[Begin]
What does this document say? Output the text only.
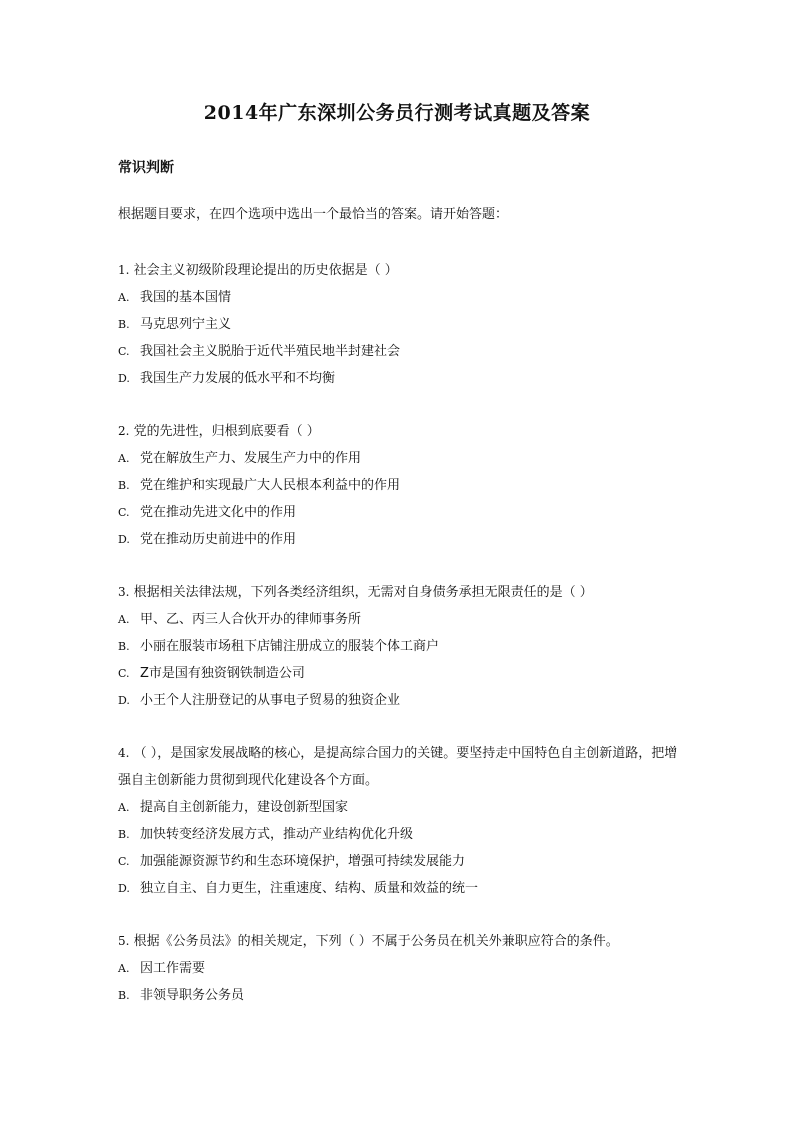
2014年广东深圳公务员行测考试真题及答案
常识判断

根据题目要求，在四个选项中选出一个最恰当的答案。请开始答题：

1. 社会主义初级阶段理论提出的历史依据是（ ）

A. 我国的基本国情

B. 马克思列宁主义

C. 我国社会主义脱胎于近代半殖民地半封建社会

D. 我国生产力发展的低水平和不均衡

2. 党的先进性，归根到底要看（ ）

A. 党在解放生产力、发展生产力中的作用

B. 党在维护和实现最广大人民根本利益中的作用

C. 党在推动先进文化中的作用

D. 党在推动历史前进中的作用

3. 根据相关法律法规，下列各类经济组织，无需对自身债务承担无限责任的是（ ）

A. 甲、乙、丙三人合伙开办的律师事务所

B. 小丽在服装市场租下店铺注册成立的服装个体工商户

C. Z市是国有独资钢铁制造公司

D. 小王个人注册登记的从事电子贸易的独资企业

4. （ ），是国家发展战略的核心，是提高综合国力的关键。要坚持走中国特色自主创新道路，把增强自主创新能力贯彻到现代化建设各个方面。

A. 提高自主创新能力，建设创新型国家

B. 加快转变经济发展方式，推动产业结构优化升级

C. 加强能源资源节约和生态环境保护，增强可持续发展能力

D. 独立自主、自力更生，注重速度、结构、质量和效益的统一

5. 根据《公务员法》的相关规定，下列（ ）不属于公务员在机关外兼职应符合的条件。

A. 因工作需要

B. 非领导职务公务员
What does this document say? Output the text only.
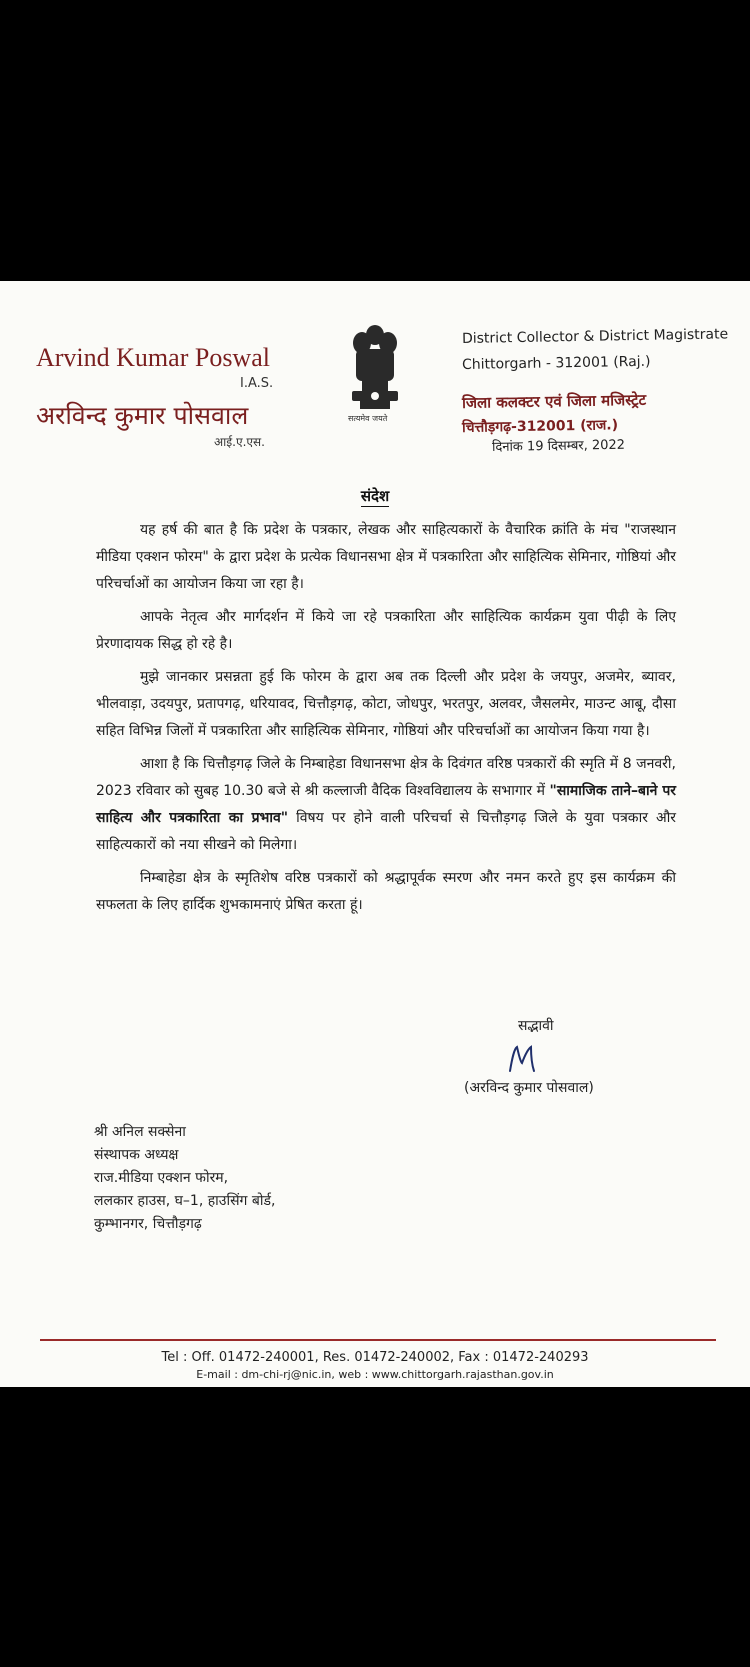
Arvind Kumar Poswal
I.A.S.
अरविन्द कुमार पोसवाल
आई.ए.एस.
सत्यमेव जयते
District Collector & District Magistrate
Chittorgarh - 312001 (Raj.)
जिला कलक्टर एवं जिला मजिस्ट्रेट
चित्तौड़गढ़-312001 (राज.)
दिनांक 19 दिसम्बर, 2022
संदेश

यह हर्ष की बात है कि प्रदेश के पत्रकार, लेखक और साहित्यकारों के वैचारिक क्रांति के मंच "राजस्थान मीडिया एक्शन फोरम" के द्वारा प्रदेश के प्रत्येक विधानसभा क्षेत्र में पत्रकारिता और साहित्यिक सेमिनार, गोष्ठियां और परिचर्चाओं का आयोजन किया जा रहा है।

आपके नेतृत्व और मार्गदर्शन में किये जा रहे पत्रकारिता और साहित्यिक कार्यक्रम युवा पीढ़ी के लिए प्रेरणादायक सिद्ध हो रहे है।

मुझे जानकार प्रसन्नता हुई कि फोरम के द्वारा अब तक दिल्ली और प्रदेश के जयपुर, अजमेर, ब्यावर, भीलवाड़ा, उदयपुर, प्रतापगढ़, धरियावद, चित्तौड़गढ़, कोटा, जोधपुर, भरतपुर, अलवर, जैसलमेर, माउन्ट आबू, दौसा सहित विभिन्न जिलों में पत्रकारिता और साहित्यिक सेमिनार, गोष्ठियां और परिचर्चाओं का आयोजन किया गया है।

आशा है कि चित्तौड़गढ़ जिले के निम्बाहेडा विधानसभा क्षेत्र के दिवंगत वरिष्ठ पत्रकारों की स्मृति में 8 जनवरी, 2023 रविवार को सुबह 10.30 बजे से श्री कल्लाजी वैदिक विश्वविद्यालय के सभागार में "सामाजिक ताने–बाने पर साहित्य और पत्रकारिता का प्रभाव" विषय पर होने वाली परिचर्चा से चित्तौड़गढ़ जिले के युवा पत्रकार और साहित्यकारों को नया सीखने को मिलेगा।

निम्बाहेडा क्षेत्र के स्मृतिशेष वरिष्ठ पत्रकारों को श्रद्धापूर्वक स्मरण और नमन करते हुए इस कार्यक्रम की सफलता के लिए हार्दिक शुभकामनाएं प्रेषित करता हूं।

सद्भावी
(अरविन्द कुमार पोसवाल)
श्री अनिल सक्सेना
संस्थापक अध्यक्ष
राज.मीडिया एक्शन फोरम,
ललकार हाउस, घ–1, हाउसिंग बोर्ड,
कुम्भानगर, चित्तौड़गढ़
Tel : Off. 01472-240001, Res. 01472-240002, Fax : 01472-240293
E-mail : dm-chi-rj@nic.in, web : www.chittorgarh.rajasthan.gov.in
[End]
- _The request_
Omit the images and transcribe all of the records above word for word.

- _Final result_
What does this document say? Output the text only.
2014年广东深圳公务员行测考试真题及答案
常识判断

根据题目要求，在四个选项中选出一个最恰当的答案。请开始答题：

1. 社会主义初级阶段理论提出的历史依据是（ ）

A. 我国的基本国情

B. 马克思列宁主义

C. 我国社会主义脱胎于近代半殖民地半封建社会

D. 我国生产力发展的低水平和不均衡

2. 党的先进性，归根到底要看（ ）

A. 党在解放生产力、发展生产力中的作用

B. 党在维护和实现最广大人民根本利益中的作用

C. 党在推动先进文化中的作用

D. 党在推动历史前进中的作用

3. 根据相关法律法规，下列各类经济组织，无需对自身债务承担无限责任的是（ ）

A. 甲、乙、丙三人合伙开办的律师事务所

B. 小丽在服装市场租下店铺注册成立的服装个体工商户

C. Z市是国有独资钢铁制造公司

D. 小王个人注册登记的从事电子贸易的独资企业

4. （ ），是国家发展战略的核心，是提高综合国力的关键。要坚持走中国特色自主创新道路，把增强自主创新能力贯彻到现代化建设各个方面。

A. 提高自主创新能力，建设创新型国家

B. 加快转变经济发展方式，推动产业结构优化升级

C. 加强能源资源节约和生态环境保护，增强可持续发展能力

D. 独立自主、自力更生，注重速度、结构、质量和效益的统一

5. 根据《公务员法》的相关规定，下列（ ）不属于公务员在机关外兼职应符合的条件。

A. 因工作需要

B. 非领导职务公务员
What does this document say? Output the text only.
Arvind Kumar Poswal
I.A.S.
अरविन्द कुमार पोसवाल
आई.ए.एस.
सत्यमेव जयते
District Collector & District Magistrate
Chittorgarh - 312001 (Raj.)
जिला कलक्टर एवं जिला मजिस्ट्रेट
चित्तौड़गढ़-312001 (राज.)
दिनांक 19 दिसम्बर, 2022
संदेश

यह हर्ष की बात है कि प्रदेश के पत्रकार, लेखक और साहित्यकारों के वैचारिक क्रांति के मंच "राजस्थान मीडिया एक्शन फोरम" के द्वारा प्रदेश के प्रत्येक विधानसभा क्षेत्र में पत्रकारिता और साहित्यिक सेमिनार, गोष्ठियां और परिचर्चाओं का आयोजन किया जा रहा है।

आपके नेतृत्व और मार्गदर्शन में किये जा रहे पत्रकारिता और साहित्यिक कार्यक्रम युवा पीढ़ी के लिए प्रेरणादायक सिद्ध हो रहे है।

मुझे जानकार प्रसन्नता हुई कि फोरम के द्वारा अब तक दिल्ली और प्रदेश के जयपुर, अजमेर, ब्यावर, भीलवाड़ा, उदयपुर, प्रतापगढ़, धरियावद, चित्तौड़गढ़, कोटा, जोधपुर, भरतपुर, अलवर, जैसलमेर, माउन्ट आबू, दौसा सहित विभिन्न जिलों में पत्रकारिता और साहित्यिक सेमिनार, गोष्ठियां और परिचर्चाओं का आयोजन किया गया है।

आशा है कि चित्तौड़गढ़ जिले के निम्बाहेडा विधानसभा क्षेत्र के दिवंगत वरिष्ठ पत्रकारों की स्मृति में 8 जनवरी, 2023 रविवार को सुबह 10.30 बजे से श्री कल्लाजी वैदिक विश्वविद्यालय के सभागार में "सामाजिक ताने–बाने पर साहित्य और पत्रकारिता का प्रभाव" विषय पर होने वाली परिचर्चा से चित्तौड़गढ़ जिले के युवा पत्रकार और साहित्यकारों को नया सीखने को मिलेगा।

निम्बाहेडा क्षेत्र के स्मृतिशेष वरिष्ठ पत्रकारों को श्रद्धापूर्वक स्मरण और नमन करते हुए इस कार्यक्रम की सफलता के लिए हार्दिक शुभकामनाएं प्रेषित करता हूं।

सद्भावी
(अरविन्द कुमार पोसवाल)
श्री अनिल सक्सेना
संस्थापक अध्यक्ष
राज.मीडिया एक्शन फोरम,
ललकार हाउस, घ–1, हाउसिंग बोर्ड,
कुम्भानगर, चित्तौड़गढ़
Tel : Off. 01472-240001, Res. 01472-240002, Fax : 01472-240293
E-mail : dm-chi-rj@nic.in, web : www.chittorgarh.rajasthan.gov.in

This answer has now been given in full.